→ Set problem
Return the listing below word for word.

#### Data listing

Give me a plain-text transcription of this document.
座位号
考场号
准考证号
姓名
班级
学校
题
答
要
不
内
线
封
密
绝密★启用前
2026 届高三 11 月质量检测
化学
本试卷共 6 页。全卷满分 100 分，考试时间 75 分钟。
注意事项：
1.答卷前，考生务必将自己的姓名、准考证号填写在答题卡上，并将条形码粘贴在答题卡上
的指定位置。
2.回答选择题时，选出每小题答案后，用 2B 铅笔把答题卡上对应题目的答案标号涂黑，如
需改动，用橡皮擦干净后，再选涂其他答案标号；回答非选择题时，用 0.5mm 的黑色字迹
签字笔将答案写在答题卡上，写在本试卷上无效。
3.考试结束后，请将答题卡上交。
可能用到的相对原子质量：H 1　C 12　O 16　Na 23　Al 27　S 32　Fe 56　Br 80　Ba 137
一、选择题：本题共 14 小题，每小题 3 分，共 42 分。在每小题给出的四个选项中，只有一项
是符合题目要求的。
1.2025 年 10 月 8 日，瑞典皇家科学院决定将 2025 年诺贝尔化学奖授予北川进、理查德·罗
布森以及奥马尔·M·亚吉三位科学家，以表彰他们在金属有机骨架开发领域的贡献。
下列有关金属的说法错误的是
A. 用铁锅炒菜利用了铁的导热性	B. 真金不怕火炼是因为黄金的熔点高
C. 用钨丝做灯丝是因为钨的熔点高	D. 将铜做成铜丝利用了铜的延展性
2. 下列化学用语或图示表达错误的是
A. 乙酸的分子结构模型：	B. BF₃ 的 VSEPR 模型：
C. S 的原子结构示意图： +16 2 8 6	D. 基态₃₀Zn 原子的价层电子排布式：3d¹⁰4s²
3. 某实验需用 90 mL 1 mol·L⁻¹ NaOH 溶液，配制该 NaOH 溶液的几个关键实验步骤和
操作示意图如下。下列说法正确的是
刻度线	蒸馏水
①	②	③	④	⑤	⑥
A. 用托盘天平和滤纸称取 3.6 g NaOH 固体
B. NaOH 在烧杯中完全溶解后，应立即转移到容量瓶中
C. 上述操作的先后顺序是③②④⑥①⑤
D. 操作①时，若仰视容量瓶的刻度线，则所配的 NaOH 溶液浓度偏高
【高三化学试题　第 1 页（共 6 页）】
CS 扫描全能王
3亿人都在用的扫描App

########

→ The reply
Give me a plain-text transcription of this document.
座位号
考场号
准考证号
姓名
班级
学校
题
答
要
不
内
线
封
密
绝密★启用前
2026 届高三 11 月质量检测
化学
本试卷共 6 页。全卷满分 100 分，考试时间 75 分钟。
注意事项：
1.答卷前，考生务必将自己的姓名、准考证号填写在答题卡上，并将条形码粘贴在答题卡上
的指定位置。
2.回答选择题时，选出每小题答案后，用 2B 铅笔把答题卡上对应题目的答案标号涂黑，如
需改动，用橡皮擦干净后，再选涂其他答案标号；回答非选择题时，用 0.5mm 的黑色字迹
签字笔将答案写在答题卡上，写在本试卷上无效。
3.考试结束后，请将答题卡上交。
可能用到的相对原子质量：H 1　C 12　O 16　Na 23　Al 27　S 32　Fe 56　Br 80　Ba 137
一、选择题：本题共 14 小题，每小题 3 分，共 42 分。在每小题给出的四个选项中，只有一项
是符合题目要求的。
1.2025 年 10 月 8 日，瑞典皇家科学院决定将 2025 年诺贝尔化学奖授予北川进、理查德·罗
布森以及奥马尔·M·亚吉三位科学家，以表彰他们在金属有机骨架开发领域的贡献。
下列有关金属的说法错误的是
A. 用铁锅炒菜利用了铁的导热性	B. 真金不怕火炼是因为黄金的熔点高
C. 用钨丝做灯丝是因为钨的熔点高	D. 将铜做成铜丝利用了铜的延展性
2. 下列化学用语或图示表达错误的是
A. 乙酸的分子结构模型：	B. BF₃ 的 VSEPR 模型：
C. S 的原子结构示意图： +16 2 8 6	D. 基态₃₀Zn 原子的价层电子排布式：3d¹⁰4s²
3. 某实验需用 90 mL 1 mol·L⁻¹ NaOH 溶液，配制该 NaOH 溶液的几个关键实验步骤和
操作示意图如下。下列说法正确的是
刻度线	蒸馏水
①	②	③	④	⑤	⑥
A. 用托盘天平和滤纸称取 3.6 g NaOH 固体
B. NaOH 在烧杯中完全溶解后，应立即转移到容量瓶中
C. 上述操作的先后顺序是③②④⑥①⑤
D. 操作①时，若仰视容量瓶的刻度线，则所配的 NaOH 溶液浓度偏高
【高三化学试题　第 1 页（共 6 页）】
CS 扫描全能王
3亿人都在用的扫描App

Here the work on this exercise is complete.